[Stored data]
--- Begin ---

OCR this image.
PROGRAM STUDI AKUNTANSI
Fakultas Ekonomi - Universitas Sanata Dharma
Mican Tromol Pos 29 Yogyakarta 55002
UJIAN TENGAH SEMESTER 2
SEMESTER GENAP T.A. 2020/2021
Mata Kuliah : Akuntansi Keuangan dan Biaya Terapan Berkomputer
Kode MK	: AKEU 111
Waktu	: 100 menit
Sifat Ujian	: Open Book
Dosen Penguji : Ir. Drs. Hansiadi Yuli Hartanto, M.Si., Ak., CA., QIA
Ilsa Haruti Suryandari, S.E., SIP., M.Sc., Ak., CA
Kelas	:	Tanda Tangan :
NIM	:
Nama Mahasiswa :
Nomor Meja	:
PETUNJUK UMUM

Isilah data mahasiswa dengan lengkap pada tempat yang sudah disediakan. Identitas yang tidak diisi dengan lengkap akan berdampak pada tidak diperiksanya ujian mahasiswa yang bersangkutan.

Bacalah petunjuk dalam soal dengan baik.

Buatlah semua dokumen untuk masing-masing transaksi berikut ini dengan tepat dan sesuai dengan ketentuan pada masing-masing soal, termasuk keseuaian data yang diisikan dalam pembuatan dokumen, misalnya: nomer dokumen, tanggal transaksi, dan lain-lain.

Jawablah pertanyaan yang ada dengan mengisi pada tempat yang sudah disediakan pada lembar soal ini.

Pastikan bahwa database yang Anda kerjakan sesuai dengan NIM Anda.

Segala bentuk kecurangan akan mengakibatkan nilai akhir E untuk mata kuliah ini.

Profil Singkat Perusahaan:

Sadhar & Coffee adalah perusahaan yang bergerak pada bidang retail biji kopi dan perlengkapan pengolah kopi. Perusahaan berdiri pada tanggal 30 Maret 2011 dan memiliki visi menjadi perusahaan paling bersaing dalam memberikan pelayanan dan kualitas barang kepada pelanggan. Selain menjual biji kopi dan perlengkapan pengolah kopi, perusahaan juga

--- End ---

Prompt: Look through the data and gather every line with the string "dengan" in it.

Task output:
Isilah data mahasiswa dengan lengkap pada tempat yang sudah disediakan. Identitas yang tidak diisi dengan lengkap akan berdampak pada tidak diperiksanya ujian mahasiswa yang bersangkutan.
Bacalah petunjuk dalam soal dengan baik.
Buatlah semua dokumen untuk masing-masing transaksi berikut ini dengan tepat dan sesuai dengan ketentuan pada masing-masing soal, termasuk keseuaian data yang diisikan dalam pembuatan dokumen, misalnya: nomer dokumen, tanggal transaksi, dan lain-lain.
Jawablah pertanyaan yang ada dengan mengisi pada tempat yang sudah disediakan pada lembar soal ini.
Pastikan bahwa database yang Anda kerjakan sesuai dengan NIM Anda.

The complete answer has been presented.